* _PAGE TEXT_

Asbestos Removal — Some of SPS' facilities contain asbestos.  Most asbestos will remain undisturbed until the facilities that contain it are demolished or removed. SPS has recorded an estimate for final removal of the asbestos as an ARO. It may be necessary to remove some asbestos to perform maintenance or make improvements to other equipment. The cost of removing asbestos as part of other work is not expected to be material and is recorded as incurred as operating expenses for maintenance projects, capital expenditures for construction projects or removal costs for demolition projects.

Environmental Requirements

EPA GHG Regulation — In 2009, the EPA issued its "endangerment" finding that GHG emissions pose a threat to public health and welfare. In 2011, new EPA permitting requirements became effective for GHG emissions of new and modified large stationary sources, which are applicable to the construction of new power plants or power plant modifications that increase emissions above a certain threshold. SPS is unable to determine the cost of compliance with these new EPA requirements as it is not clear whether these requirements will apply to future changes at SPS' power plants.

GHG New Source Performance Standard Proposal (NSPS) and Emission Guideline for Existing Sources — In April 2012, the EPA proposed a GHG NSPS for newly constructed power plants. The proposal requires that CO2 emission rates be equal to a natural gas combined-cycle plant, even if the plant is coal-fired. The EPA also proposed that NSPS not apply to modified or reconstructed existing power plants and that installation of control equipment on existing plants would not constitute a "modification" to those plants under the NSPS program. It is not possible to evaluate the impact of this regulation until its final requirements are known.

The EPA also plans to propose GHG regulations applicable to emissions from existing power plants under the CAA. It is not known when the EPA will propose new standards for existing sources.

New Mexico GHG Regulations — In 2010, the EIB adopted two regulations to limit GHG emissions, including CO2 emissions from power plants and other industrial sources. The EIB repealed both regulations in the first quarter of 2012. Western Resource Advocates and New Energy Economy, Inc. have since filed appeals with the New Mexico Court of Appeals to challenge each of the EIB's decisions to repeal the two GHG rules.
 
CSAPRIn 2011, the EPA issued the CSAPR to address long range transport of PM and ozone by requiring reductions in SO2 and NOx from utilities in the eastern half of the United States, including Texas. The CSAPR would have set more stringent requirements than the proposed Clean Air Transport Rule and specifically would have required plants in Texas to reduce their SO2 and annual NOx emissions. The rule also would have created an emissions trading program.

* _DESCRIPTION OF THE TASK_
Return the passage of the environmental disclosure starting at "New Mexico GHG" and ending at "two GHG rules.", copied word for word.

* _EXTRACTED MATERIAL_
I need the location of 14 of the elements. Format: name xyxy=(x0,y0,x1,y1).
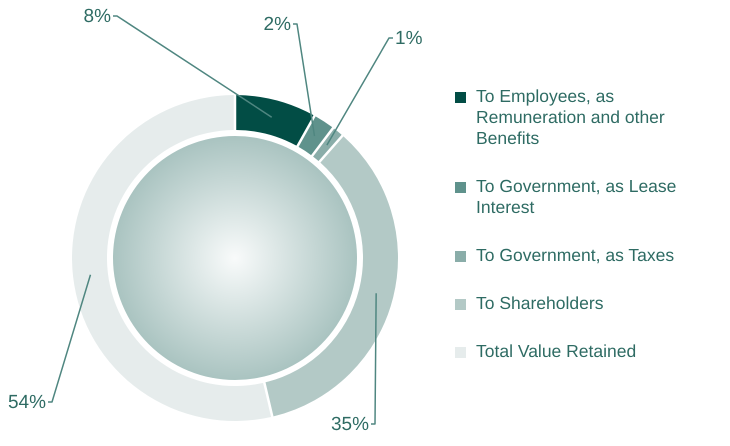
donut-slice xyxy=(313,128,342,161)
legend-label: To Government, as Taxes xyxy=(476,245,674,265)
data-label: 35% xyxy=(330,414,370,435)
legend-label: Total Value Retained xyxy=(476,341,636,361)
data-label: 54% xyxy=(8,392,46,413)
donut-slice xyxy=(266,136,398,416)
data-label: 2% xyxy=(264,14,292,35)
data-label: 8% xyxy=(84,6,112,27)
legend-label: To Government, as Lease Interest xyxy=(476,176,676,217)
donut-slice xyxy=(72,95,272,421)
legend-label: To Shareholders xyxy=(476,293,604,313)
data-label: 1% xyxy=(395,28,423,49)
donut-slice xyxy=(298,116,332,156)
legend-label: To Employees, as Remuneration and other Benefits xyxy=(476,86,665,148)
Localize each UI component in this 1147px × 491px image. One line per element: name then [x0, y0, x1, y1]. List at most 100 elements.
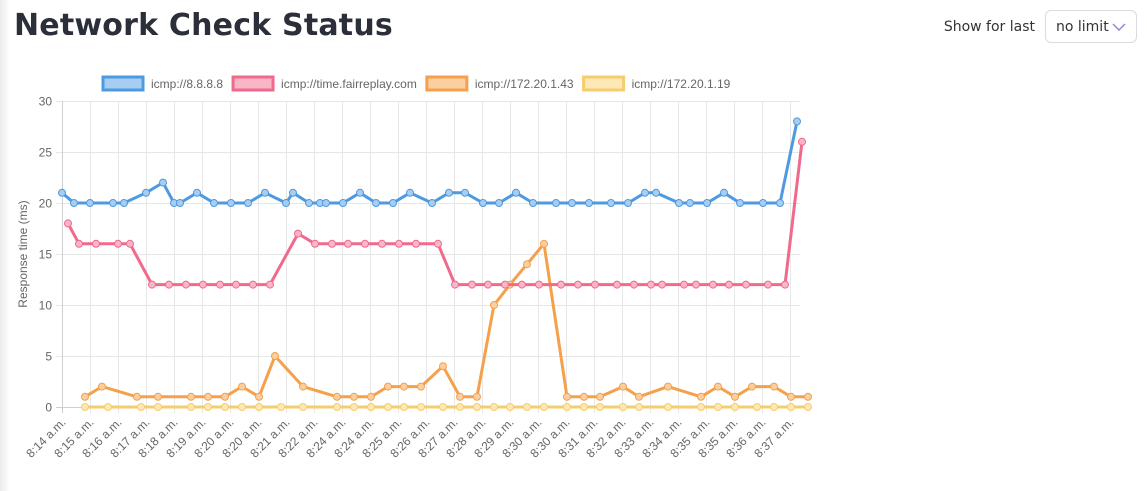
data-point[interactable] [495, 199, 503, 207]
data-point[interactable] [70, 199, 78, 207]
data-point[interactable] [434, 239, 442, 248]
data-point[interactable] [372, 199, 380, 207]
data-point[interactable] [333, 403, 341, 411]
data-point[interactable] [630, 280, 638, 289]
data-point[interactable] [282, 199, 290, 207]
data-point[interactable] [165, 280, 173, 289]
data-point[interactable] [557, 280, 565, 289]
data-point[interactable] [400, 403, 408, 411]
data-point[interactable] [199, 280, 207, 289]
data-point[interactable] [580, 392, 588, 401]
data-point[interactable] [126, 239, 134, 248]
data-point[interactable] [697, 392, 705, 401]
data-point[interactable] [781, 280, 789, 289]
data-point[interactable] [748, 382, 756, 391]
data-point[interactable] [725, 280, 733, 289]
data-point[interactable] [328, 239, 336, 248]
data-point[interactable] [294, 229, 302, 238]
data-point[interactable] [266, 280, 274, 289]
data-point[interactable] [159, 178, 167, 187]
data-point[interactable] [133, 392, 141, 401]
data-point[interactable] [277, 403, 285, 411]
data-point[interactable] [658, 280, 666, 289]
legend-item[interactable]: icmp://8.8.8.8 [101, 75, 223, 92]
data-point[interactable] [563, 403, 571, 411]
data-point[interactable] [244, 199, 252, 207]
data-point[interactable] [187, 403, 195, 411]
data-point[interactable] [635, 392, 643, 401]
data-point[interactable] [473, 403, 481, 411]
data-point[interactable] [104, 403, 112, 411]
data-point[interactable] [709, 280, 717, 289]
data-point[interactable] [75, 239, 83, 248]
data-point[interactable] [720, 188, 728, 197]
data-point[interactable] [731, 403, 739, 411]
data-point[interactable] [703, 199, 711, 207]
data-point[interactable] [664, 382, 672, 391]
data-point[interactable] [255, 403, 263, 411]
data-point[interactable] [356, 188, 364, 197]
data-point[interactable] [490, 403, 498, 411]
data-point[interactable] [742, 280, 750, 289]
data-point[interactable] [585, 199, 593, 207]
data-point[interactable] [148, 280, 156, 289]
data-point[interactable] [176, 199, 184, 207]
data-point[interactable] [714, 382, 722, 391]
data-point[interactable] [333, 392, 341, 401]
data-point[interactable] [445, 188, 453, 197]
data-point[interactable] [305, 199, 313, 207]
data-point[interactable] [204, 403, 212, 411]
data-point[interactable] [378, 239, 386, 248]
data-point[interactable] [540, 403, 548, 411]
legend-item[interactable]: icmp://172.20.1.43 [425, 75, 574, 92]
data-point[interactable] [686, 199, 694, 207]
data-point[interactable] [261, 188, 269, 197]
data-point[interactable] [406, 188, 414, 197]
data-point[interactable] [271, 352, 279, 360]
data-point[interactable] [238, 382, 246, 391]
data-point[interactable] [412, 239, 420, 248]
data-point[interactable] [210, 199, 218, 207]
data-point[interactable] [535, 280, 543, 289]
data-point[interactable] [417, 382, 425, 391]
data-point[interactable] [400, 382, 408, 391]
data-point[interactable] [596, 392, 604, 401]
data-point[interactable] [568, 199, 576, 207]
data-point[interactable] [770, 382, 778, 391]
data-point[interactable] [787, 403, 795, 411]
data-point[interactable] [350, 403, 358, 411]
data-point[interactable] [142, 188, 150, 197]
data-point[interactable] [204, 392, 212, 401]
data-point[interactable] [361, 239, 369, 248]
data-point[interactable] [804, 392, 812, 401]
data-point[interactable] [692, 280, 700, 289]
data-point[interactable] [339, 199, 347, 207]
data-point[interactable] [501, 280, 509, 289]
data-point[interactable] [675, 199, 683, 207]
data-point[interactable] [114, 239, 122, 248]
data-point[interactable] [299, 382, 307, 391]
data-point[interactable] [249, 280, 257, 289]
data-point[interactable] [216, 280, 224, 289]
data-point[interactable] [607, 199, 615, 207]
data-point[interactable] [540, 239, 548, 248]
data-point[interactable] [591, 280, 599, 289]
data-point[interactable] [518, 280, 526, 289]
data-point[interactable] [798, 137, 806, 146]
data-point[interactable] [322, 199, 330, 207]
data-point[interactable] [596, 403, 604, 411]
data-point[interactable] [619, 403, 627, 411]
data-point[interactable] [350, 392, 358, 401]
data-point[interactable] [289, 188, 297, 197]
time-range-select[interactable]: no limit [1045, 10, 1137, 43]
data-point[interactable] [456, 392, 464, 401]
data-point[interactable] [439, 362, 447, 371]
data-point[interactable] [389, 199, 397, 207]
data-point[interactable] [344, 239, 352, 248]
data-point[interactable] [221, 392, 229, 401]
data-point[interactable] [395, 239, 403, 248]
data-point[interactable] [664, 403, 672, 411]
data-point[interactable] [613, 280, 621, 289]
data-point[interactable] [479, 199, 487, 207]
data-point[interactable] [367, 403, 375, 411]
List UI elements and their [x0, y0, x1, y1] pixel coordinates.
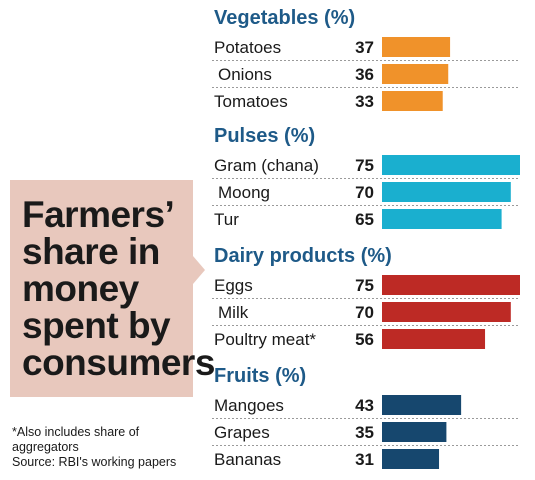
value-label: 37: [355, 38, 374, 57]
value-label: 35: [355, 423, 374, 442]
headline-line: share in: [22, 231, 160, 272]
value-label: 31: [355, 450, 374, 469]
value-label: 56: [355, 330, 374, 349]
group-title: Fruits (%): [214, 365, 306, 387]
bar: [382, 302, 511, 322]
bar: [382, 155, 520, 175]
bar: [382, 37, 451, 57]
group-title: Dairy products (%): [214, 245, 392, 267]
bar: [382, 395, 462, 415]
bar: [382, 329, 486, 349]
headline-line: money: [22, 268, 139, 309]
category-label: Grapes: [214, 423, 270, 442]
bar: [382, 422, 447, 442]
headline-line: spent by: [22, 305, 171, 346]
category-label: Tomatoes: [214, 92, 288, 111]
category-label: Onions: [218, 65, 272, 84]
category-label: Potatoes: [214, 38, 281, 57]
bar: [382, 449, 440, 469]
source-line: Source: RBI's working papers: [12, 455, 177, 469]
footnote-line: aggregators: [12, 440, 79, 454]
value-label: 36: [355, 65, 374, 84]
headline-panel: [10, 180, 193, 397]
category-label: Gram (chana): [214, 156, 319, 175]
headline: Farmers’ share in money spent by consume…: [22, 194, 215, 383]
group-title: Vegetables (%): [214, 7, 355, 29]
value-label: 43: [355, 396, 374, 415]
bar: [382, 182, 511, 202]
category-label: Bananas: [214, 450, 281, 469]
category-label: Moong: [218, 183, 270, 202]
footnote: *Also includes share of aggregators Sour…: [12, 425, 197, 470]
category-label: Mangoes: [214, 396, 284, 415]
category-label: Milk: [218, 303, 249, 322]
bar: [382, 275, 520, 295]
footnote-line: *Also includes share of: [12, 425, 140, 439]
value-label: 70: [355, 303, 374, 322]
headline-line: consumers: [22, 342, 215, 383]
group-title: Pulses (%): [214, 125, 315, 147]
category-label: Poultry meat*: [214, 330, 316, 349]
headline-line: Farmers’: [22, 194, 175, 235]
headline-panel-pointer: [193, 256, 205, 284]
value-label: 70: [355, 183, 374, 202]
value-label: 75: [355, 276, 374, 295]
value-label: 33: [355, 92, 374, 111]
value-label: 65: [355, 210, 374, 229]
category-label: Eggs: [214, 276, 253, 295]
bar: [382, 209, 502, 229]
bar: [382, 91, 443, 111]
category-label: Tur: [214, 210, 239, 229]
value-label: 75: [355, 156, 374, 175]
bar: [382, 64, 449, 84]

* _ANSWER TO THIS PROBLEM_
New Mexico GHG Regulations — In 2010, the EIB adopted two regulations to limit GHG emissions, including CO2 emissions from power plants and other industrial sources. The EIB repealed both regulations in the first quarter of 2012. Western Resource Advocates and New Energy Economy, Inc. have since filed appeals with the New Mexico Court of Appeals to challenge each of the EIB's decisions to repeal the two GHG rules.